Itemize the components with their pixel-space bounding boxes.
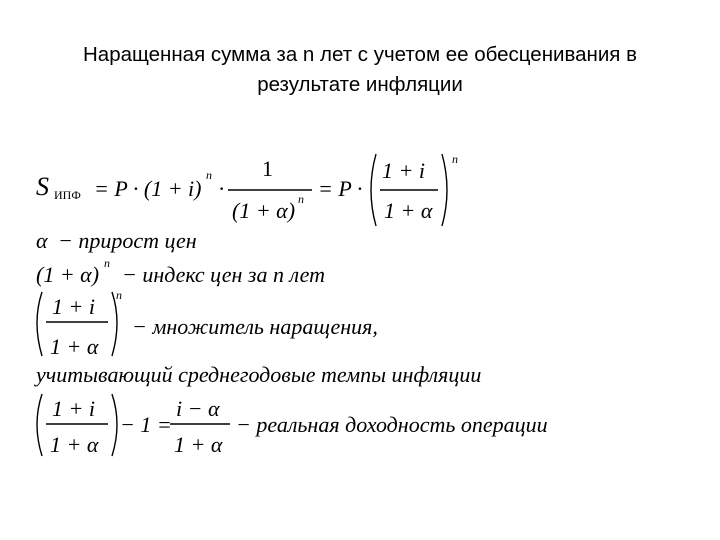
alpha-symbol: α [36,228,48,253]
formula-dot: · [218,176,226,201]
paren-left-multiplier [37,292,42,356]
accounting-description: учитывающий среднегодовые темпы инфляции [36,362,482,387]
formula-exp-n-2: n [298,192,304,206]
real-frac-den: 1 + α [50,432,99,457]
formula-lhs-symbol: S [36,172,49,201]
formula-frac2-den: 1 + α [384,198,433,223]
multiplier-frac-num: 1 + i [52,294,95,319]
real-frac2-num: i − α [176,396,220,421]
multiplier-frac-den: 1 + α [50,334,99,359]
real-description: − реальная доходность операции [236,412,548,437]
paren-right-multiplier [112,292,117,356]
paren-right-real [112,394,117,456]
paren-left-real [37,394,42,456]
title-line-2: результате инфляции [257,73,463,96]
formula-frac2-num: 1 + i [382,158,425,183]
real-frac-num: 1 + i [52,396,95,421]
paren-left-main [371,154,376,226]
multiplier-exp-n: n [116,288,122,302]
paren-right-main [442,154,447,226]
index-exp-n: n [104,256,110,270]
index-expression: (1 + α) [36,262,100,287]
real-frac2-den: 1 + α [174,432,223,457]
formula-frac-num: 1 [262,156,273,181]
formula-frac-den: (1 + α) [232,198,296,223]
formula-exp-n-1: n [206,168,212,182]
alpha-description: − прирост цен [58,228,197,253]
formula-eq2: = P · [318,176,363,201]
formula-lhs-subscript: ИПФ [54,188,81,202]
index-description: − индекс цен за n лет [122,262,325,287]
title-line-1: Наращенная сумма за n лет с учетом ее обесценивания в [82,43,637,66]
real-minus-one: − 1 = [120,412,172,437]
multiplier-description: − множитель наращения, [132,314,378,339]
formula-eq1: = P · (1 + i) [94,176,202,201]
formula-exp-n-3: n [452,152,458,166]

____________________

Output all of the data above line for line without changes, leaving out the picture.

Itemize the components with their pixel-space bounding boxes.
alpha-symbol: α [36,228,48,253]
formula-dot: · [218,176,226,201]
paren-left-multiplier [37,292,42,356]
accounting-description: учитывающий среднегодовые темпы инфляции [36,362,482,387]
formula-exp-n-2: n [298,192,304,206]
real-frac-den: 1 + α [50,432,99,457]
formula-lhs-symbol: S [36,172,49,201]
formula-frac2-den: 1 + α [384,198,433,223]
multiplier-frac-num: 1 + i [52,294,95,319]
real-frac2-num: i − α [176,396,220,421]
multiplier-frac-den: 1 + α [50,334,99,359]
real-description: − реальная доходность операции [236,412,548,437]
paren-right-multiplier [112,292,117,356]
paren-right-real [112,394,117,456]
paren-left-real [37,394,42,456]
title-line-2: результате инфляции [257,73,463,96]
formula-frac2-num: 1 + i [382,158,425,183]
real-frac-num: 1 + i [52,396,95,421]
paren-left-main [371,154,376,226]
multiplier-exp-n: n [116,288,122,302]
paren-right-main [442,154,447,226]
index-exp-n: n [104,256,110,270]
index-expression: (1 + α) [36,262,100,287]
real-frac2-den: 1 + α [174,432,223,457]
formula-frac-num: 1 [262,156,273,181]
formula-frac-den: (1 + α) [232,198,296,223]
formula-exp-n-1: n [206,168,212,182]
alpha-description: − прирост цен [58,228,197,253]
formula-eq2: = P · [318,176,363,201]
formula-lhs-subscript: ИПФ [54,188,81,202]
index-description: − индекс цен за n лет [122,262,325,287]
title-line-1: Наращенная сумма за n лет с учетом ее обесценивания в [82,43,637,66]
real-minus-one: − 1 = [120,412,172,437]
multiplier-description: − множитель наращения, [132,314,378,339]
formula-eq1: = P · (1 + i) [94,176,202,201]
formula-exp-n-3: n [452,152,458,166]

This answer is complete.